____ Quellauszug

Wobei das nur funktioniert, wenn du nicht  per Forward auf diese Seite weitergeleitet wurdest... dann siehst du so nämlich die URL der vorhergenden Seite.

Gruß Tom


----------



## nobody_two (12. August 2004)

Hallo Tom,

erstmal danke für deine Hilfe!

Ja so in etwa meinte ich es! Leider funktioniert dieser Befehl nur auf der JSP - Seite, und ich müsste die URL direkt in der Java - Klasse auslesen! Geht das überhaupt? Habe nämlich keine entsprechende Methode gefunden!

MFG nobody_two


----------



## Thomas Darimont (12. August 2004)

Hallo!

Wenn du die URL in der Java Klasse brauchst und diese Java Klasse innerhalb der JSP verwendest, warum übergibst du dann nicht einfach die aktuelle url an eine Methode der Java klasse als Parameter..

Gruß Tom


----------



## nobody_two (12. August 2004)

Hallo,

weil ich dann auf jeder Seite die URL auf jeder JSP - Seite auslesen müsste und sie bei jedem Methodenaufruf mit übergeben müsste!

Hätte es eine Möglichkeit gegeben die URL in der Klasse auszulesen dann hätte ich sie nur einmal auslesen müssen, das wäre einfacher gewesen. Aber wenn das nicht möglich ist, muss ich wohl doch die andere Variante wählen!

Aber trotzdem danke für deine Hilfe!

MFG nobody_two


----------



## Thomas Darimont (12. August 2004)

Hallo!

Dann übergib doch einfach das request Objekt an die Methode der Klasse ...
mit der kannst du dann wie gezeigt die URL aufbauen...

Gruß Tom


----------



## nobody_two (12. August 2004)

Hallo,

stimmt das wäre ne Möglichkeit! Da habe ich noch gar nicht dran gedacht! Dann müsste ich mir auch die URL - nur einmal auslesen!

Danke für deine Hilfe, so müsste es dann eigentlich funktionieren!

MFG nobody_two


----------

________

● **Arbeitsanweisungen**
(1) Gib aus der Forendiskussion den Abschnitt wörtlich wieder, der bei „Hätte es eine“ beginnt und bei „trotzdem danke für deine Hilfe!“ endet.
(2) Fasse die Forendiskussion in zwei Sätzen zusammen.
(3) Was sieht man laut der Forendiskussion, wenn man per Forward auf die Seite weitergeleitet wurde?

____ Datenzeilen

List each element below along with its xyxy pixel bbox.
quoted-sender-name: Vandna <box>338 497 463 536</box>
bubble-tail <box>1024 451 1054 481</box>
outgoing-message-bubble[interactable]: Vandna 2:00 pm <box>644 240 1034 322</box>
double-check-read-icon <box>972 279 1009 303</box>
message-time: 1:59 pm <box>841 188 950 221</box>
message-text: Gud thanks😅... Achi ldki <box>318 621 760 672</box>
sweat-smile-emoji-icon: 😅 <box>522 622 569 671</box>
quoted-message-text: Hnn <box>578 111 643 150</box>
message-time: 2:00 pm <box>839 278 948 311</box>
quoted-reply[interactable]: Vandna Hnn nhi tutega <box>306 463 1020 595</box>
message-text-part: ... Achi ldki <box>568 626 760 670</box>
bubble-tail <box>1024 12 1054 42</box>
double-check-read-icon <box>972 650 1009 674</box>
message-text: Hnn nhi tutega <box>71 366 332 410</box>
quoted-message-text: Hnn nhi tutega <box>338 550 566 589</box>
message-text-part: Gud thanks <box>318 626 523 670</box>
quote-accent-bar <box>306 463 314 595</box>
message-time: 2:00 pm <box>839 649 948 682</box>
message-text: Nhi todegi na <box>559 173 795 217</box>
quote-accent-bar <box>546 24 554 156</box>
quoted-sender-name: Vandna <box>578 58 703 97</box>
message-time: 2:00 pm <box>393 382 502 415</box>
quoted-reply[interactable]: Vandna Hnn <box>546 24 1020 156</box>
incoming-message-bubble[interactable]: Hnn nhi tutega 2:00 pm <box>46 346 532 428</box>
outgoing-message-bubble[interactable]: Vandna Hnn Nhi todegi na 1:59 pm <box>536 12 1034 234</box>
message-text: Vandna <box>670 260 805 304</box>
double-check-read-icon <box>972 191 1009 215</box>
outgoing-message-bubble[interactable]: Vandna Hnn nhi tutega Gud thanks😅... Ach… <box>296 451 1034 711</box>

________

● **Lösungen der Reihe nach**
(1)
Hätte es eine Möglichkeit gegeben die URL in der Klasse auszulesen dann hätte ich sie nur einmal auslesen müssen, das wäre einfacher gewesen. Aber wenn das nicht möglich ist, muss ich wohl doch die andere Variante wählen!

Aber trotzdem danke für deine Hilfe!

(2) nobody_two möchte die URL direkt in einer Java-Klasse auslesen, weil der genannte Befehl nur auf der JSP-Seite funktioniert, und die URL nicht bei jedem Methodenaufruf übergeben müssen. Thomas Darimont schlägt vor, das request-Objekt an die Methode der Klasse zu übergeben und damit die URL aufzubauen, was nobody_two für eine funktionierende Möglichkeit hält.

(3) Die URL der vorhergehenden Seite.